>> start Supplied data

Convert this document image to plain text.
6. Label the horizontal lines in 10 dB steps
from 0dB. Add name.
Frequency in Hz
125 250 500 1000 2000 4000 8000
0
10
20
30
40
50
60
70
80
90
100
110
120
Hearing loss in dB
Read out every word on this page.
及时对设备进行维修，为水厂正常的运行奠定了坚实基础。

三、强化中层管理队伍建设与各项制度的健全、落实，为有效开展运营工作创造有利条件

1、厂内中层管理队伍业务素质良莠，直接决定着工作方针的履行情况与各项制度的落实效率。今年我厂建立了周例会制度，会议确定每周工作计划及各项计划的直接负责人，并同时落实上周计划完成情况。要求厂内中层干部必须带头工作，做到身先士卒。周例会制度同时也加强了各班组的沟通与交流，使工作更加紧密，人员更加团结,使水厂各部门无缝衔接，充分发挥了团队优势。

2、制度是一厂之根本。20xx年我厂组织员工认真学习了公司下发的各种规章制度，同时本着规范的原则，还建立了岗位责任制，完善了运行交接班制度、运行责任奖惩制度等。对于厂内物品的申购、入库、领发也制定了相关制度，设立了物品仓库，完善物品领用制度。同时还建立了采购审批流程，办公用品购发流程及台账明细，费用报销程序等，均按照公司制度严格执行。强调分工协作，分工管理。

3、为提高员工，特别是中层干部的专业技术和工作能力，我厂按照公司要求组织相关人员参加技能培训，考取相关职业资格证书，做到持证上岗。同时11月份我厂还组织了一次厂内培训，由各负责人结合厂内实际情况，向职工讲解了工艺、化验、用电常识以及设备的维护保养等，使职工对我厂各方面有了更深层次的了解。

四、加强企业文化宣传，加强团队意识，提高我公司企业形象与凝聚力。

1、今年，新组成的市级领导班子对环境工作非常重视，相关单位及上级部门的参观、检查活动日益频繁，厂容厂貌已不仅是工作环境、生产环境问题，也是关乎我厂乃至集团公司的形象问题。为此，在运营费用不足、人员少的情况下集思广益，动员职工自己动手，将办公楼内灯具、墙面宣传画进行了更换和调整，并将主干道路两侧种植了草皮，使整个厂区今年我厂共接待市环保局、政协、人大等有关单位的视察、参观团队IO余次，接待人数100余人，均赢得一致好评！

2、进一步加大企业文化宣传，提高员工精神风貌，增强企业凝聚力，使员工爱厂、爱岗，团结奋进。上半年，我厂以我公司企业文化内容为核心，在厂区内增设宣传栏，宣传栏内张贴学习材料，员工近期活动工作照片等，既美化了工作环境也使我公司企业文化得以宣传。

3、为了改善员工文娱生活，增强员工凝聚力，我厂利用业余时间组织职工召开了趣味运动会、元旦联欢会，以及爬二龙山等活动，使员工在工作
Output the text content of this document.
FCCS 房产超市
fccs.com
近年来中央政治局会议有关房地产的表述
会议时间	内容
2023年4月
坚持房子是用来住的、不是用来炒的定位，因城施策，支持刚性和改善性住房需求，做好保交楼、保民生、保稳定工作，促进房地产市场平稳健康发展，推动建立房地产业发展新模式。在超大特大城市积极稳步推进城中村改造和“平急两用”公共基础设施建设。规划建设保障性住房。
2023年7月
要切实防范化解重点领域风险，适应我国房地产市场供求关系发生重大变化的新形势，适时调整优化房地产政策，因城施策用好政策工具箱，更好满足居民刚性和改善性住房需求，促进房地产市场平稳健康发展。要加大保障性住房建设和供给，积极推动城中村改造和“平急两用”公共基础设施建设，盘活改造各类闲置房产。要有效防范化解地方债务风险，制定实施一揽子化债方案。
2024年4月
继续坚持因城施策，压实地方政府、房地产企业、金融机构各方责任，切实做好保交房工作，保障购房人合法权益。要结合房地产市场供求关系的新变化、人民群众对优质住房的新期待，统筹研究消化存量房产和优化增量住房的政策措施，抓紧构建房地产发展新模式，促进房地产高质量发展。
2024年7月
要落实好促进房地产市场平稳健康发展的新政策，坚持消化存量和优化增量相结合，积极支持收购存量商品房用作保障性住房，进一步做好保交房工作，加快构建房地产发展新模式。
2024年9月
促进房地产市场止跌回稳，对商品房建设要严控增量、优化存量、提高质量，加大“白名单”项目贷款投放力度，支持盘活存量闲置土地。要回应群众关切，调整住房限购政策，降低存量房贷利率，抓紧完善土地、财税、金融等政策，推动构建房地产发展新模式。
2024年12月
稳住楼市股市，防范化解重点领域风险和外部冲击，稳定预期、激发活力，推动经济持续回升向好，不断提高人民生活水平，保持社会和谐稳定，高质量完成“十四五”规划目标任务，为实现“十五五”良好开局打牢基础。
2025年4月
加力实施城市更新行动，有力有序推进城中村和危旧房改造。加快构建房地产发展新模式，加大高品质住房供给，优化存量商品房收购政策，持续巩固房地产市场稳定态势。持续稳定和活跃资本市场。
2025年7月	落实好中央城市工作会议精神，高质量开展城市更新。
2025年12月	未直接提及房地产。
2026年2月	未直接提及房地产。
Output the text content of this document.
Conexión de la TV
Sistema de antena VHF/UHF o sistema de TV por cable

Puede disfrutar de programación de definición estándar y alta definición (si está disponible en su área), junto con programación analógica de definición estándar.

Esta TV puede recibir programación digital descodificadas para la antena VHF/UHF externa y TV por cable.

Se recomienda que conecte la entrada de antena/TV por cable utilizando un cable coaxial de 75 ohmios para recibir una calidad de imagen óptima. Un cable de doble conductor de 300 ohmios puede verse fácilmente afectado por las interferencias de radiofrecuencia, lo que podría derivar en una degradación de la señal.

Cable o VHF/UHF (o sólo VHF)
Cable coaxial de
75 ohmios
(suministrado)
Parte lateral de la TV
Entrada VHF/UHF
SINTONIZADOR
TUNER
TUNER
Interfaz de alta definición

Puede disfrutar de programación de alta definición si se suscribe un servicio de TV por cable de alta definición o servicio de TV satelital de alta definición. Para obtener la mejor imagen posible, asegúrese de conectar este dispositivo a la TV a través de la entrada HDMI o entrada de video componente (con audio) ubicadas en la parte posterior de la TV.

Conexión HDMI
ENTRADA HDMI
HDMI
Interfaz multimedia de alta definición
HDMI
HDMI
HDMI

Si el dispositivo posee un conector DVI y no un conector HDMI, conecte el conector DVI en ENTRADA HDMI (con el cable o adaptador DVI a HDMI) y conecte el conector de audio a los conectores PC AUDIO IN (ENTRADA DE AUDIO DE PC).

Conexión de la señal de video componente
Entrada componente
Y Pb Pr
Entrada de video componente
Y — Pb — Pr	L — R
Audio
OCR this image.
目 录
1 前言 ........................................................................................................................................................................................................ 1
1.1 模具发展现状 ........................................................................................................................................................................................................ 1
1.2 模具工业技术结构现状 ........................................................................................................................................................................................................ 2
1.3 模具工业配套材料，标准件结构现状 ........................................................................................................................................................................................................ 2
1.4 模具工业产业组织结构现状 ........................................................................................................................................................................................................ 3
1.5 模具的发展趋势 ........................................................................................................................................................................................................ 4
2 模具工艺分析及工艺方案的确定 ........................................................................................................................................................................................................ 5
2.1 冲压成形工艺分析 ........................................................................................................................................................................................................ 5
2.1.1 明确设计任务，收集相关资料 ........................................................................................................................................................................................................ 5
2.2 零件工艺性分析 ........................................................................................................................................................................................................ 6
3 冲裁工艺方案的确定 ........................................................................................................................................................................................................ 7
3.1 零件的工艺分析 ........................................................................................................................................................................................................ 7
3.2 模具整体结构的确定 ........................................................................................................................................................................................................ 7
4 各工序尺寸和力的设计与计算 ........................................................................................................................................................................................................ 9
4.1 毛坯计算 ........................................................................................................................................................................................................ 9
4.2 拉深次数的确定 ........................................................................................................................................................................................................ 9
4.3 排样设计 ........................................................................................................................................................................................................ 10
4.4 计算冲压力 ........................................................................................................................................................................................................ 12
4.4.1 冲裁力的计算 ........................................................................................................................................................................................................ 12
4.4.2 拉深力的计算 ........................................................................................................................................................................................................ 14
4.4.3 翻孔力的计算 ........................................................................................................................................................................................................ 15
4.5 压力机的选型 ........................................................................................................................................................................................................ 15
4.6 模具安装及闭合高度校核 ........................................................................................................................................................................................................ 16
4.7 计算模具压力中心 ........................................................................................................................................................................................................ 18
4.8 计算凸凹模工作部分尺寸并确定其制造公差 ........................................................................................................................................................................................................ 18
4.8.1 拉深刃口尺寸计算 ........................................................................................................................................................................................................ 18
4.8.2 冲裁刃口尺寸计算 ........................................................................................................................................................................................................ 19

>> end Supplied data

Requirements
Scan the lines for the string "Interfaz". Copy out each line that matches.

Expected answer
Interfaz de alta definición
Interfaz multimedia de alta definición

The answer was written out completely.